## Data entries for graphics

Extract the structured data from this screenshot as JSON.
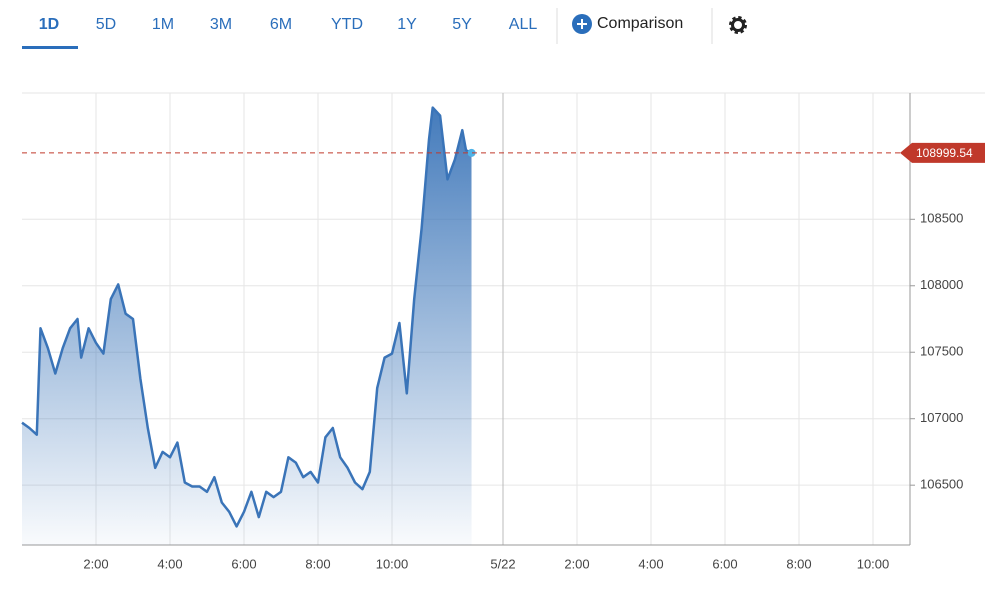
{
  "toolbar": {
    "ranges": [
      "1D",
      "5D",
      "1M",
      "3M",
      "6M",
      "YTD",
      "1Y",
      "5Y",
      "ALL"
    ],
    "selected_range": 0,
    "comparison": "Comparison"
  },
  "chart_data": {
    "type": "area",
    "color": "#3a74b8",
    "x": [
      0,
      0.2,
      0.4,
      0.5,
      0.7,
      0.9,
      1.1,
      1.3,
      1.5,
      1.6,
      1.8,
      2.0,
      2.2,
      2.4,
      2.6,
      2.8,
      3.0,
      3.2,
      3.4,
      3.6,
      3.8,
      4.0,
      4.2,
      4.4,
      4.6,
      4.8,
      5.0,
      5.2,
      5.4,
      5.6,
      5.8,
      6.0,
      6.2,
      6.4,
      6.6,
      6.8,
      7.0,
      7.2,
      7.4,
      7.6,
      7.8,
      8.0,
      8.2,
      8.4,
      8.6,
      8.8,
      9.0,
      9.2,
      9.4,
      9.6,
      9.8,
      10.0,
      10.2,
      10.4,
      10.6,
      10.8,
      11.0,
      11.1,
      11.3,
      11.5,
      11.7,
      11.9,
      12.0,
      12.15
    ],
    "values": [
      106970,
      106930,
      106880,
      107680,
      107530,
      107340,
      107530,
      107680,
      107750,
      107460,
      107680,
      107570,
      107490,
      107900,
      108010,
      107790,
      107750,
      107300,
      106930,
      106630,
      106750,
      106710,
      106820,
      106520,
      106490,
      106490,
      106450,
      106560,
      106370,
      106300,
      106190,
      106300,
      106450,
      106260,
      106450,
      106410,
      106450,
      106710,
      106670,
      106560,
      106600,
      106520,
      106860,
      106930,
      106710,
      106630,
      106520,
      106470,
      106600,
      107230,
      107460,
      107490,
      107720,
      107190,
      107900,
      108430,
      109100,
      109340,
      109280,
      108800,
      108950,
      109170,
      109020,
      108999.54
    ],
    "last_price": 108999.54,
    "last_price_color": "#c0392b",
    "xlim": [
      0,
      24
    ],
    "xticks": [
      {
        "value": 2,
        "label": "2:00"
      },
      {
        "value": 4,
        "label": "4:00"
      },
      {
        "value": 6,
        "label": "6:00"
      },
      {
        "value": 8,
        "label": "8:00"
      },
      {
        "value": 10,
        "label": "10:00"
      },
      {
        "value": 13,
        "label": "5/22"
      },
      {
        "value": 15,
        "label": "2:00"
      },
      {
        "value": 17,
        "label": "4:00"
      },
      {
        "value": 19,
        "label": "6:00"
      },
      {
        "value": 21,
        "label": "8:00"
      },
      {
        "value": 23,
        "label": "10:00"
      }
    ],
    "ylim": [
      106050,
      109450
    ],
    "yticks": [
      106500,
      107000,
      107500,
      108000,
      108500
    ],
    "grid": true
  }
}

## Given problem
Copy out each line exactly, without the pictures.

## Task response
Extract the structured data from this screenshot as JSON.
{
  "toolbar": {
    "ranges": [
      "1D",
      "5D",
      "1M",
      "3M",
      "6M",
      "YTD",
      "1Y",
      "5Y",
      "ALL"
    ],
    "selected_range": 0,
    "comparison": "Comparison"
  },
  "chart_data": {
    "type": "area",
    "color": "#3a74b8",
    "x": [
      0,
      0.2,
      0.4,
      0.5,
      0.7,
      0.9,
      1.1,
      1.3,
      1.5,
      1.6,
      1.8,
      2.0,
      2.2,
      2.4,
      2.6,
      2.8,
      3.0,
      3.2,
      3.4,
      3.6,
      3.8,
      4.0,
      4.2,
      4.4,
      4.6,
      4.8,
      5.0,
      5.2,
      5.4,
      5.6,
      5.8,
      6.0,
      6.2,
      6.4,
      6.6,
      6.8,
      7.0,
      7.2,
      7.4,
      7.6,
      7.8,
      8.0,
      8.2,
      8.4,
      8.6,
      8.8,
      9.0,
      9.2,
      9.4,
      9.6,
      9.8,
      10.0,
      10.2,
      10.4,
      10.6,
      10.8,
      11.0,
      11.1,
      11.3,
      11.5,
      11.7,
      11.9,
      12.0,
      12.15
    ],
    "values": [
      106970,
      106930,
      106880,
      107680,
      107530,
      107340,
      107530,
      107680,
      107750,
      107460,
      107680,
      107570,
      107490,
      107900,
      108010,
      107790,
      107750,
      107300,
      106930,
      106630,
      106750,
      106710,
      106820,
      106520,
      106490,
      106490,
      106450,
      106560,
      106370,
      106300,
      106190,
      106300,
      106450,
      106260,
      106450,
      106410,
      106450,
      106710,
      106670,
      106560,
      106600,
      106520,
      106860,
      106930,
      106710,
      106630,
      106520,
      106470,
      106600,
      107230,
      107460,
      107490,
      107720,
      107190,
      107900,
      108430,
      109100,
      109340,
      109280,
      108800,
      108950,
      109170,
      109020,
      108999.54
    ],
    "last_price": 108999.54,
    "last_price_color": "#c0392b",
    "xlim": [
      0,
      24
    ],
    "xticks": [
      {
        "value": 2,
        "label": "2:00"
      },
      {
        "value": 4,
        "label": "4:00"
      },
      {
        "value": 6,
        "label": "6:00"
      },
      {
        "value": 8,
        "label": "8:00"
      },
      {
        "value": 10,
        "label": "10:00"
      },
      {
        "value": 13,
        "label": "5/22"
      },
      {
        "value": 15,
        "label": "2:00"
      },
      {
        "value": 17,
        "label": "4:00"
      },
      {
        "value": 19,
        "label": "6:00"
      },
      {
        "value": 21,
        "label": "8:00"
      },
      {
        "value": 23,
        "label": "10:00"
      }
    ],
    "ylim": [
      106050,
      109450
    ],
    "yticks": [
      106500,
      107000,
      107500,
      108000,
      108500
    ],
    "grid": true
  }
}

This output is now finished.